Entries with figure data

-*-

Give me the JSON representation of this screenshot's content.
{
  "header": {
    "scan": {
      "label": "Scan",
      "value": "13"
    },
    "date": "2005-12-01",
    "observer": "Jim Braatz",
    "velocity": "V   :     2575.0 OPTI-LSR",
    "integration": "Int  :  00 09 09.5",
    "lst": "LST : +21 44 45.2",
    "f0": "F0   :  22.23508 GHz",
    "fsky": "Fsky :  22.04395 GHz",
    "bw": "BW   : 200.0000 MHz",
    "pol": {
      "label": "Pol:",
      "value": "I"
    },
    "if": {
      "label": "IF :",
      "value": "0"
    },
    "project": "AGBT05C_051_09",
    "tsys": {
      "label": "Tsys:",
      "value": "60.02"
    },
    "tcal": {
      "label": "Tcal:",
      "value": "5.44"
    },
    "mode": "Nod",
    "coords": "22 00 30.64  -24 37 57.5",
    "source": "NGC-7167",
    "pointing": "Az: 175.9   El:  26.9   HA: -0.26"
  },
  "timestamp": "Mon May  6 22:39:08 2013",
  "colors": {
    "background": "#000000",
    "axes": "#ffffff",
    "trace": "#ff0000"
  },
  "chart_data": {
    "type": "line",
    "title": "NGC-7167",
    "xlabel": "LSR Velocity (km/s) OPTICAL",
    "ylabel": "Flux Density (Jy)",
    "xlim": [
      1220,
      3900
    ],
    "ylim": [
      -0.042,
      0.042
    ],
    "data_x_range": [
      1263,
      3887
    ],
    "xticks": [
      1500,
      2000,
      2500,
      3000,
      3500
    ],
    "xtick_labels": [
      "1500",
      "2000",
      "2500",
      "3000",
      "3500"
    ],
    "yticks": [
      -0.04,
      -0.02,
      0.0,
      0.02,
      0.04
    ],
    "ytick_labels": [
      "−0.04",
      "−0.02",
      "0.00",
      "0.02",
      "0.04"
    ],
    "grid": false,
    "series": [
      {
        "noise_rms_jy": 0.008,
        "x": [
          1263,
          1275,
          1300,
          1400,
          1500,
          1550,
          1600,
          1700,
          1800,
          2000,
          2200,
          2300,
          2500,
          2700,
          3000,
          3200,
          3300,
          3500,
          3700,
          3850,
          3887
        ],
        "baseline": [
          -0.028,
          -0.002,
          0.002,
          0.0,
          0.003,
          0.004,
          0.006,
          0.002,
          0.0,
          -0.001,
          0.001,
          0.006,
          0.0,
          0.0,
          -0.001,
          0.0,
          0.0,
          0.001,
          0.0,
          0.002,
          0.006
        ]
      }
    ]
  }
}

-*-

List each line of the entries that holds the string "value".

      "value": "13"
      "value": "I"
      "value": "0"
      "value": "60.02"
      "value": "5.44"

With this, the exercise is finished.